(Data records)

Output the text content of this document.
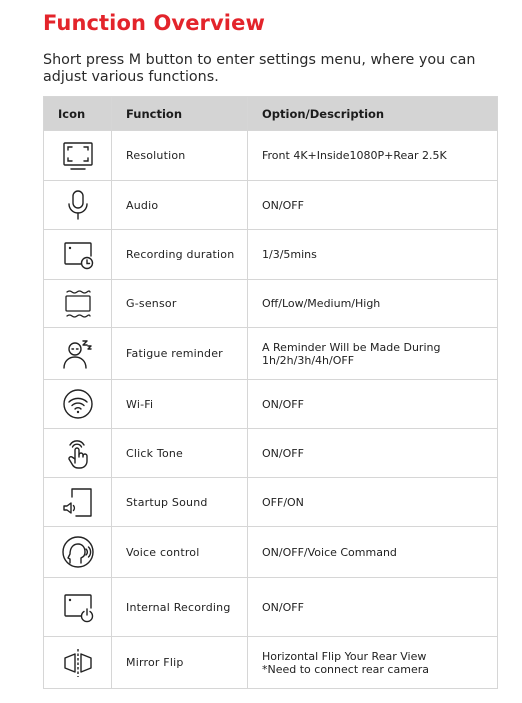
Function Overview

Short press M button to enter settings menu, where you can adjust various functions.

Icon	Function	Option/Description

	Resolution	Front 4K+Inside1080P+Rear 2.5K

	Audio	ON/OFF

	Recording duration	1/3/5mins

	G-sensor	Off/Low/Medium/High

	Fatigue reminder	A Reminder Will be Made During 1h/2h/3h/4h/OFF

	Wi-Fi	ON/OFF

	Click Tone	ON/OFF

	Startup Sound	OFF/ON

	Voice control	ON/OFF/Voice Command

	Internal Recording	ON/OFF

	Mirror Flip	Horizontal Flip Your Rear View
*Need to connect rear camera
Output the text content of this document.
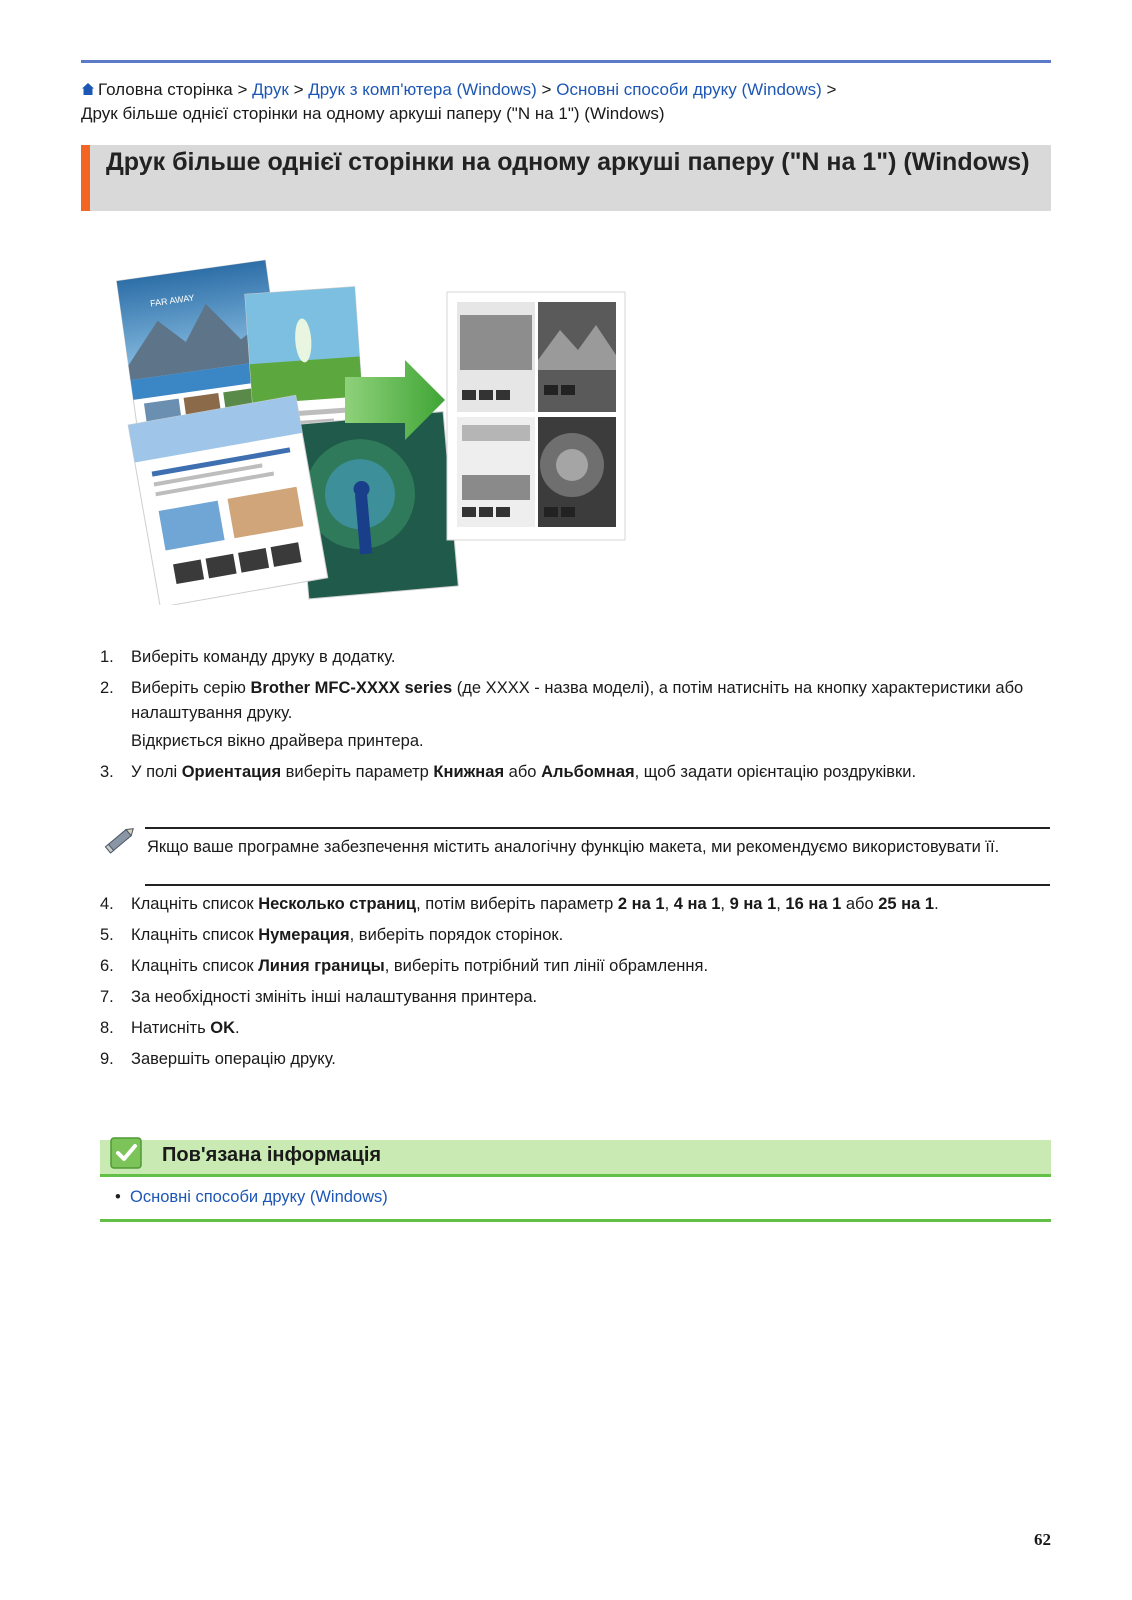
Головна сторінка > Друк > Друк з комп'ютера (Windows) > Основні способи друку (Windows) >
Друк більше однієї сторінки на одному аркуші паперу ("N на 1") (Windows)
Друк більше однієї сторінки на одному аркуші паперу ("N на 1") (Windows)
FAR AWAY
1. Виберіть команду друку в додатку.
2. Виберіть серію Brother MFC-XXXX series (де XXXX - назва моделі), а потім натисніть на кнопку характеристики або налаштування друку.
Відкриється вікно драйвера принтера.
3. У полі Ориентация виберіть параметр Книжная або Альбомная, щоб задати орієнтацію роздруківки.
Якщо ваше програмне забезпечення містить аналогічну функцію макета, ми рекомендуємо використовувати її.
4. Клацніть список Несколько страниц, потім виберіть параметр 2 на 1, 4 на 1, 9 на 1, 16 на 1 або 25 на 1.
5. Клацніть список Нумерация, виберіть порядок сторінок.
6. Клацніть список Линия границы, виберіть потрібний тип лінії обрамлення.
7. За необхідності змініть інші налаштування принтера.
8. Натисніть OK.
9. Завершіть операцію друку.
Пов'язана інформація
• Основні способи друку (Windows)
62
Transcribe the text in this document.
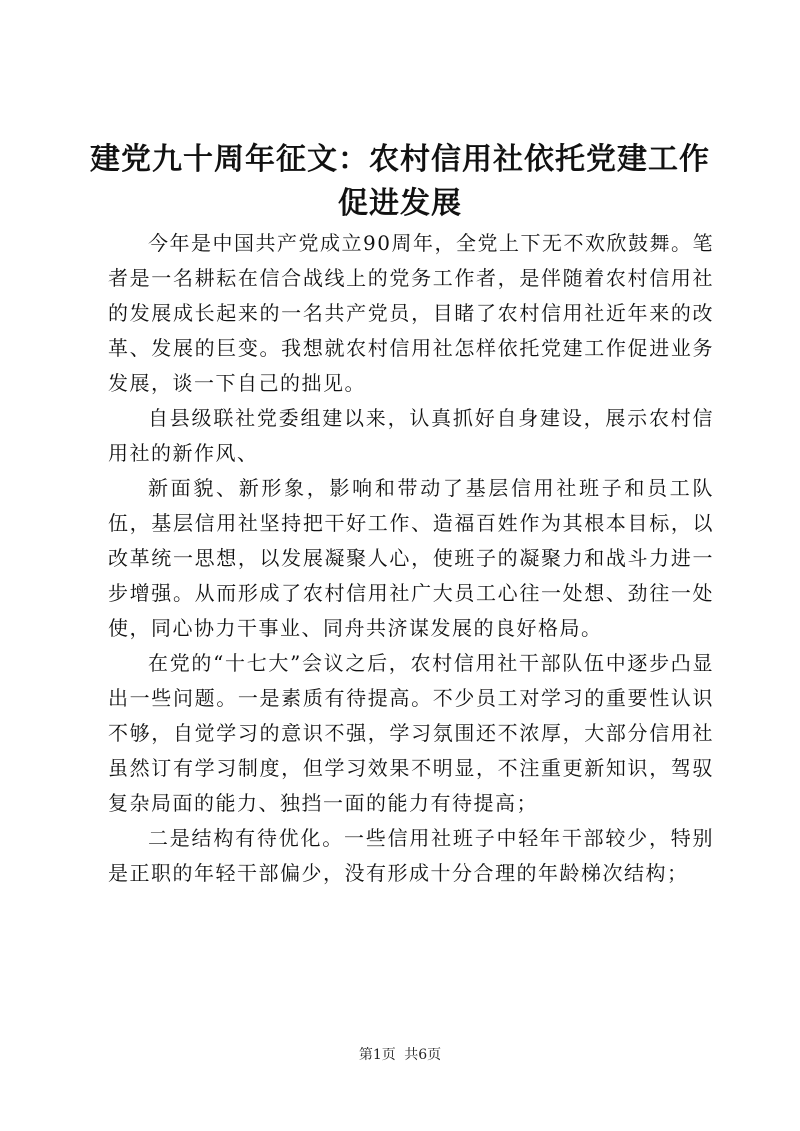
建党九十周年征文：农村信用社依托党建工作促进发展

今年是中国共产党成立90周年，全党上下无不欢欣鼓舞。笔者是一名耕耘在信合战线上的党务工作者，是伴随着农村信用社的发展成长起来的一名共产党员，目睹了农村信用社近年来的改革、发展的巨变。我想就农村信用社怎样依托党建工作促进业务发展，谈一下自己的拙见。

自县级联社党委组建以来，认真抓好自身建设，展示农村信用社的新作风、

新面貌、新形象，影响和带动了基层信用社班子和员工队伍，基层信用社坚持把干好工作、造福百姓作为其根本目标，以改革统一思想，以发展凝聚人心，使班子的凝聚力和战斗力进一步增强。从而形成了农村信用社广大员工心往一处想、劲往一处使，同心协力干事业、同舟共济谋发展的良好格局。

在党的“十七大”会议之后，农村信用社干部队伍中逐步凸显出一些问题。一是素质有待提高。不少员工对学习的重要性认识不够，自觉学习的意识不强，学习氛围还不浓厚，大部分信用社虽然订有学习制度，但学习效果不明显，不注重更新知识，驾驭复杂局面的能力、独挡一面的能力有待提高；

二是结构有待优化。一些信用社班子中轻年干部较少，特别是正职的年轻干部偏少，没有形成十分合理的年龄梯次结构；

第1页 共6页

==

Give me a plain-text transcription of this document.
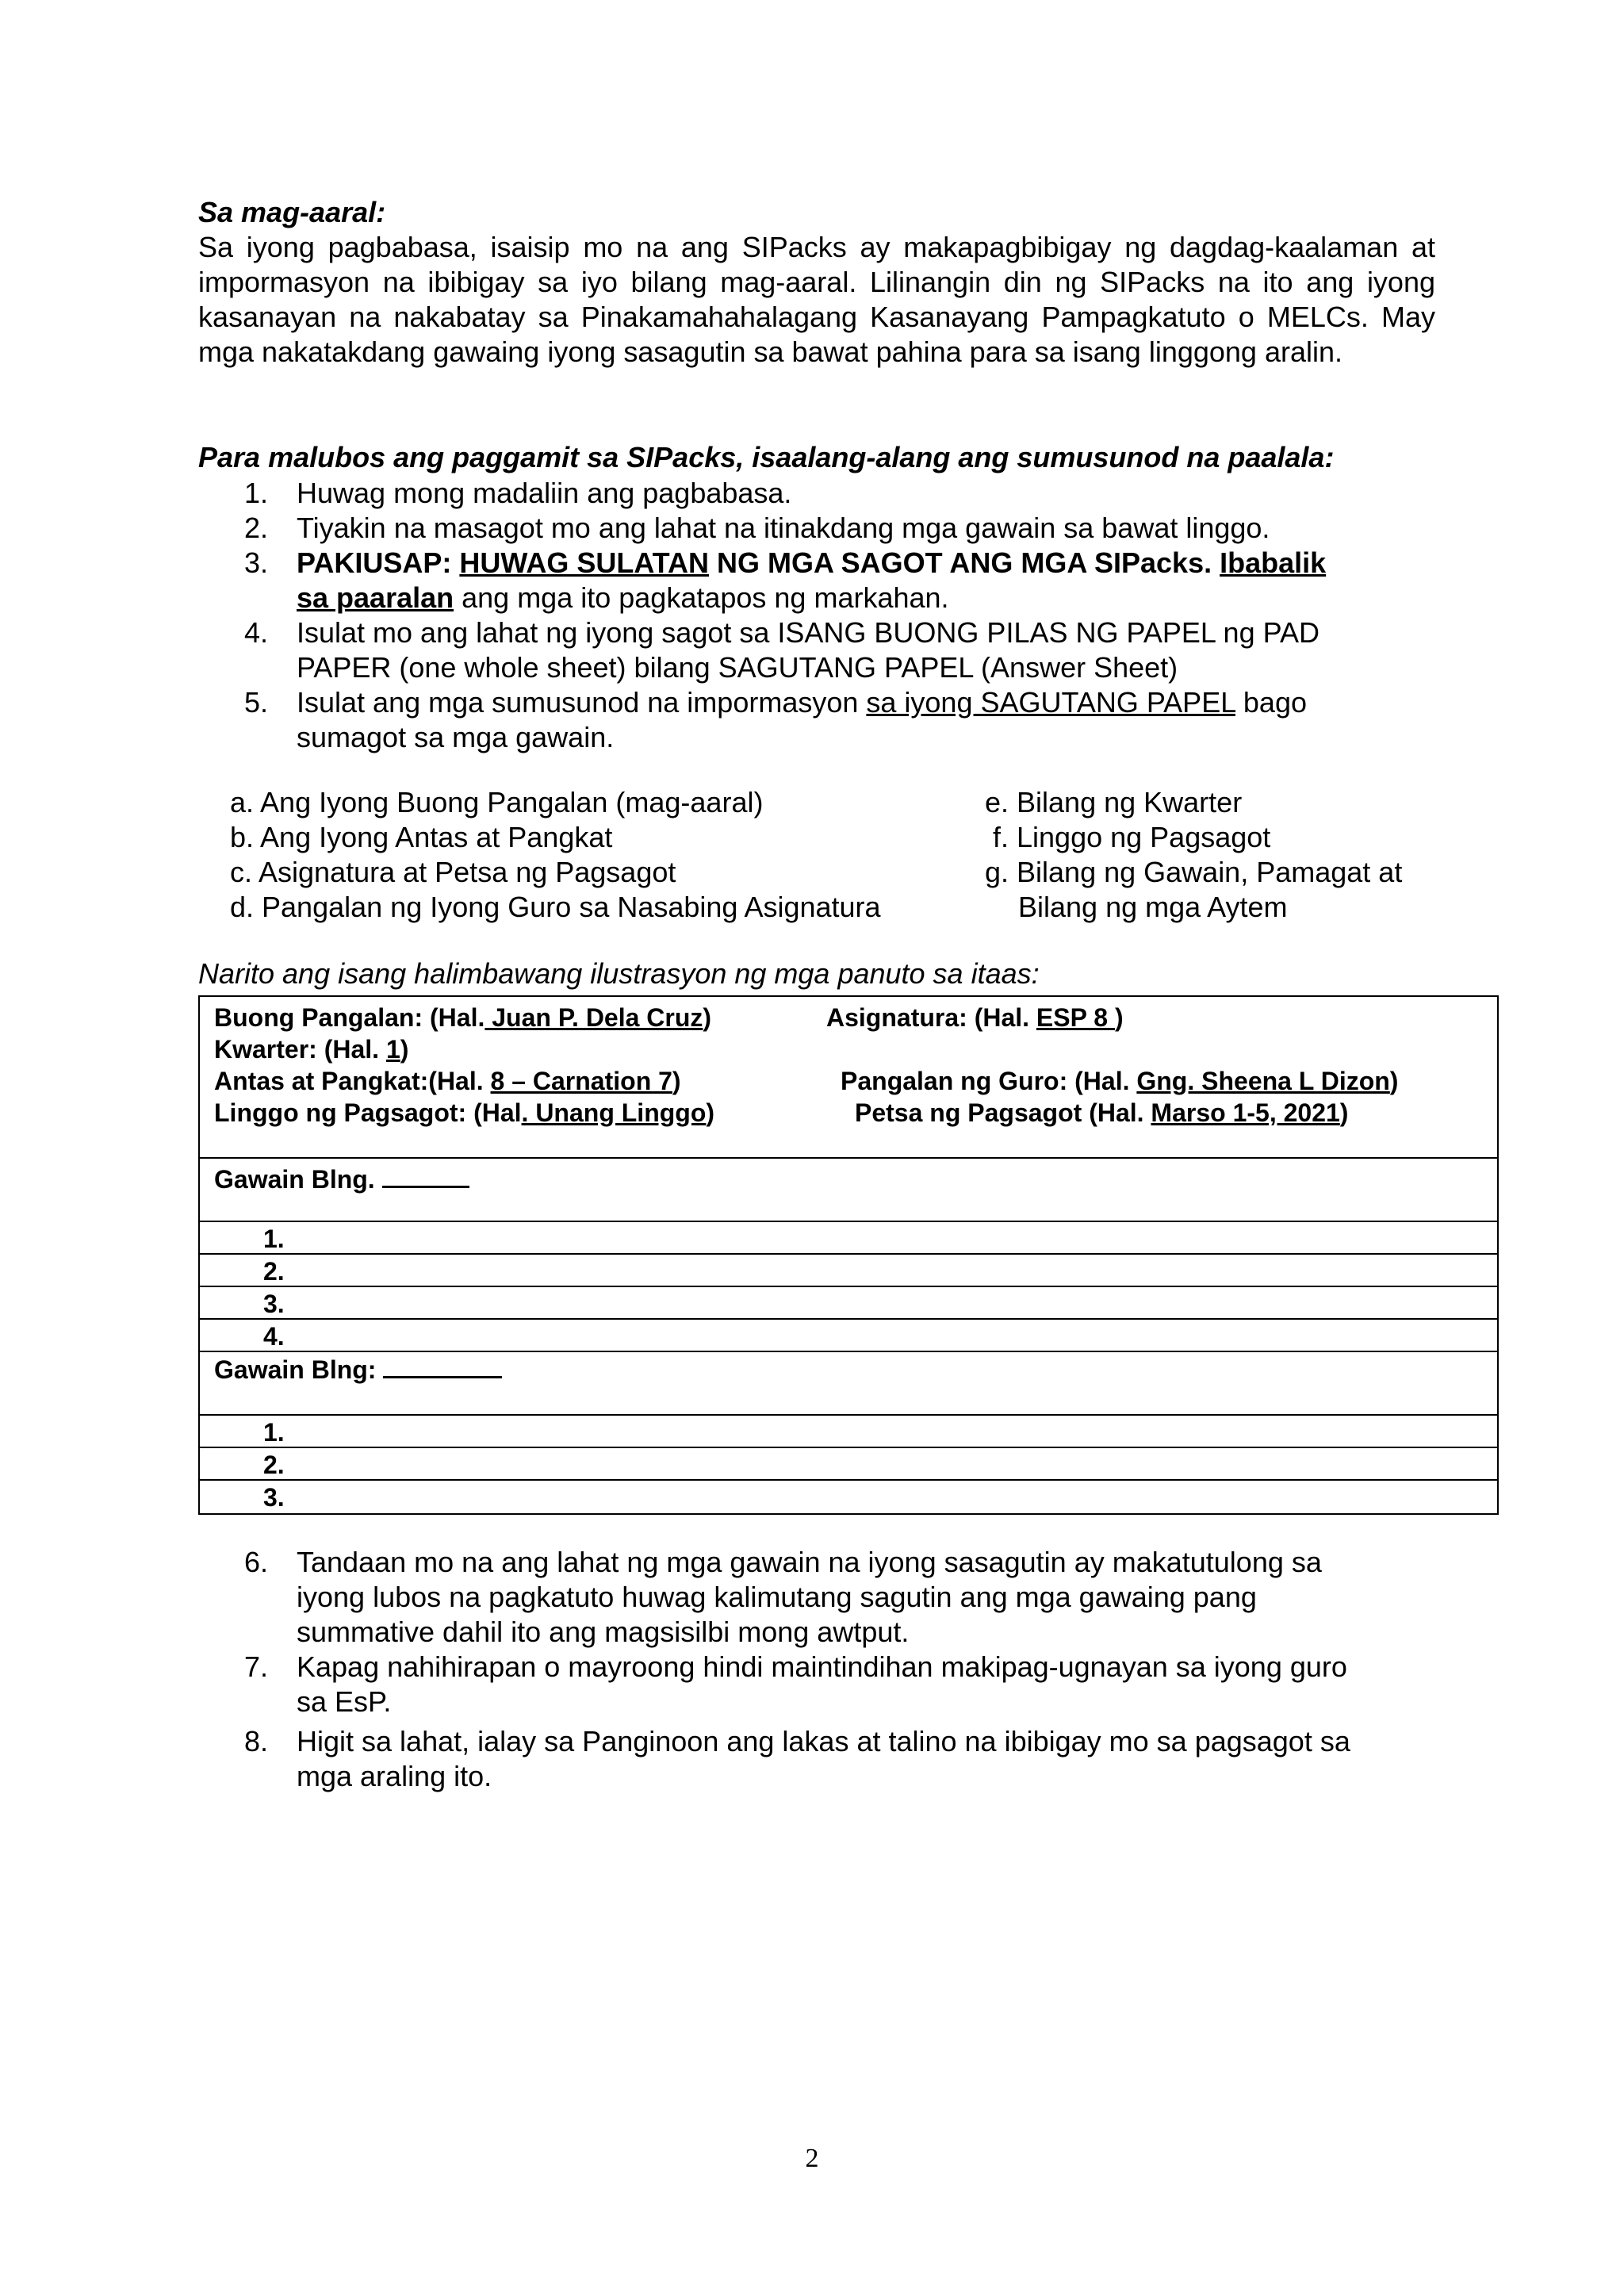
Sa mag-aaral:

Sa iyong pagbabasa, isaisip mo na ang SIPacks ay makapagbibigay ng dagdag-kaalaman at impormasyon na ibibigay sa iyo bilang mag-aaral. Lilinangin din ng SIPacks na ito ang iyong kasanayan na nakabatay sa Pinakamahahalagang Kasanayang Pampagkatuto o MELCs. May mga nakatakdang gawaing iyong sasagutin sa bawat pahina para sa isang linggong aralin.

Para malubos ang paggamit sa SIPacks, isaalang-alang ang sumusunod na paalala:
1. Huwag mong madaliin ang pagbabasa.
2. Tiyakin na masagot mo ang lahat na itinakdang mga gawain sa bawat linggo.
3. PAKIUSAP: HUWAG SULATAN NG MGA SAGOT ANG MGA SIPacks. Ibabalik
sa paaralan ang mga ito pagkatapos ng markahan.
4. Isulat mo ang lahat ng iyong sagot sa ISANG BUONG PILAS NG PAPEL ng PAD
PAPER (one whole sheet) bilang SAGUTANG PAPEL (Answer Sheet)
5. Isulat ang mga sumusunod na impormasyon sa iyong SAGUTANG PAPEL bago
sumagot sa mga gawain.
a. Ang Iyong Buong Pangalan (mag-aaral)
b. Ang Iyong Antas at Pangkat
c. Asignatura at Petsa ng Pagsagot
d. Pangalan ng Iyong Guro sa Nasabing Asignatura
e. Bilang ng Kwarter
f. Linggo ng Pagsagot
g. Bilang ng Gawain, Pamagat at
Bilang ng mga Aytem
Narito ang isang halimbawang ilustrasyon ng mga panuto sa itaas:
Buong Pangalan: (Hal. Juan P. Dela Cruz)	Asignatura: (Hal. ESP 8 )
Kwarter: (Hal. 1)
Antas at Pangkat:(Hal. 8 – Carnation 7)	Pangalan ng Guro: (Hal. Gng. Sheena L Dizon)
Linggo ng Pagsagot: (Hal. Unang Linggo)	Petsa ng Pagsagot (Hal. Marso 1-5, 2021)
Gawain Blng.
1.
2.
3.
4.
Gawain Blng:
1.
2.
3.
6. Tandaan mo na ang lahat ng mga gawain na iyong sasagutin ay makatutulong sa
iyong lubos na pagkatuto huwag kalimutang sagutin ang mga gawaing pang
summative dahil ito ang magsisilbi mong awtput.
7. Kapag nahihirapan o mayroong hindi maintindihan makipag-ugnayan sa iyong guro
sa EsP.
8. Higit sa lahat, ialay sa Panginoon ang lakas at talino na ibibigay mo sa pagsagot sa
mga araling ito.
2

## Written problem
Pull every line containing the word "Основні" out of the material.

## Full response
Головна сторінка > Друк > Друк з комп'ютера (Windows) > Основні способи друку (Windows) >
• Основні способи друку (Windows)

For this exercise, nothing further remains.